• _What you have to do_
Copy the records that follow exactly as written, but not their pictures.

• _Records supplied_

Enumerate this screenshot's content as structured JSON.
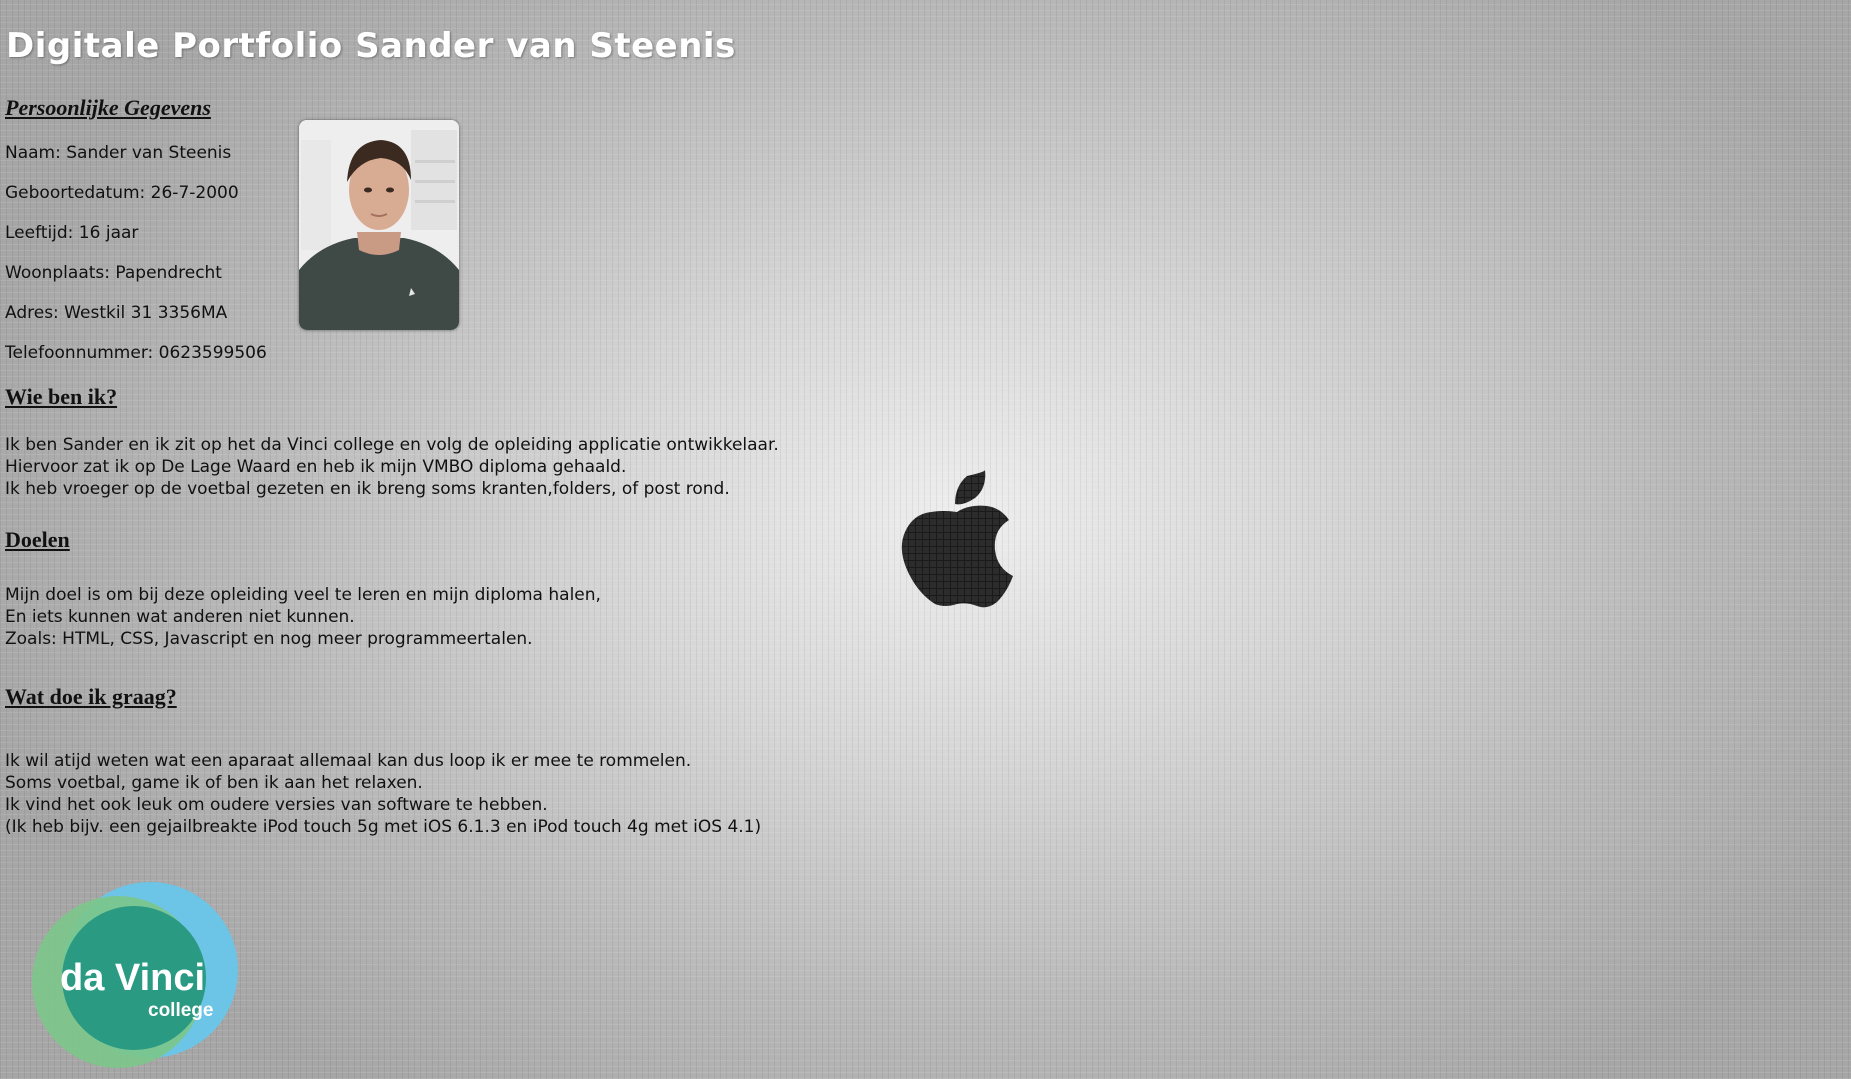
{
  "header": {
    "title": "Digitale Portfolio Sander van Steenis"
  },
  "personal": {
    "heading": "Persoonlijke Gegevens",
    "lines": [
      "Naam: Sander van Steenis",
      "Geboortedatum: 26-7-2000",
      "Leeftijd: 16 jaar",
      "Woonplaats: Papendrecht",
      "Adres: Westkil 31 3356MA",
      "Telefoonnummer: 0623599506"
    ]
  },
  "about": {
    "heading": "Wie ben ik?",
    "lines": [
      "Ik ben Sander en ik zit op het da Vinci college en volg de opleiding applicatie ontwikkelaar.",
      "Hiervoor zat ik op De Lage Waard en heb ik mijn VMBO diploma gehaald.",
      "Ik heb vroeger op de voetbal gezeten en ik breng soms kranten,folders, of post rond."
    ]
  },
  "goals": {
    "heading": "Doelen",
    "lines": [
      "Mijn doel is om bij deze opleiding veel te leren en mijn diploma halen,",
      "En iets kunnen wat anderen niet kunnen.",
      "Zoals: HTML, CSS, Javascript en nog meer programmeertalen."
    ]
  },
  "hobbies": {
    "heading": "Wat doe ik graag?",
    "lines": [
      "Ik wil atijd weten wat een aparaat allemaal kan dus loop ik er mee te rommelen.",
      "Soms voetbal, game ik of ben ik aan het relaxen.",
      "Ik vind het ook leuk om oudere versies van software te hebben.",
      "(Ik heb bijv. een gejailbreakte iPod touch 5g met iOS 6.1.3 en iPod touch 4g met iOS 4.1)"
    ]
  },
  "logo": {
    "line1": "da Vinci",
    "line2": "college"
  },
  "colors": {
    "title": "#ffffff",
    "text": "#111111",
    "logo_outer": "#6cc4e6",
    "logo_inner": "#2a9a82",
    "logo_green": "#7cc78a"
  },
  "icons": {
    "center": "apple-logo-icon",
    "bottom_left": "davinci-college-logo"
  }
}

• _Finished answer_
Enumerate this screenshot's content as structured JSON.
{
  "header": {
    "title": "Digitale Portfolio Sander van Steenis"
  },
  "personal": {
    "heading": "Persoonlijke Gegevens",
    "lines": [
      "Naam: Sander van Steenis",
      "Geboortedatum: 26-7-2000",
      "Leeftijd: 16 jaar",
      "Woonplaats: Papendrecht",
      "Adres: Westkil 31 3356MA",
      "Telefoonnummer: 0623599506"
    ]
  },
  "about": {
    "heading": "Wie ben ik?",
    "lines": [
      "Ik ben Sander en ik zit op het da Vinci college en volg de opleiding applicatie ontwikkelaar.",
      "Hiervoor zat ik op De Lage Waard en heb ik mijn VMBO diploma gehaald.",
      "Ik heb vroeger op de voetbal gezeten en ik breng soms kranten,folders, of post rond."
    ]
  },
  "goals": {
    "heading": "Doelen",
    "lines": [
      "Mijn doel is om bij deze opleiding veel te leren en mijn diploma halen,",
      "En iets kunnen wat anderen niet kunnen.",
      "Zoals: HTML, CSS, Javascript en nog meer programmeertalen."
    ]
  },
  "hobbies": {
    "heading": "Wat doe ik graag?",
    "lines": [
      "Ik wil atijd weten wat een aparaat allemaal kan dus loop ik er mee te rommelen.",
      "Soms voetbal, game ik of ben ik aan het relaxen.",
      "Ik vind het ook leuk om oudere versies van software te hebben.",
      "(Ik heb bijv. een gejailbreakte iPod touch 5g met iOS 6.1.3 en iPod touch 4g met iOS 4.1)"
    ]
  },
  "logo": {
    "line1": "da Vinci",
    "line2": "college"
  },
  "colors": {
    "title": "#ffffff",
    "text": "#111111",
    "logo_outer": "#6cc4e6",
    "logo_inner": "#2a9a82",
    "logo_green": "#7cc78a"
  },
  "icons": {
    "center": "apple-logo-icon",
    "bottom_left": "davinci-college-logo"
  }
}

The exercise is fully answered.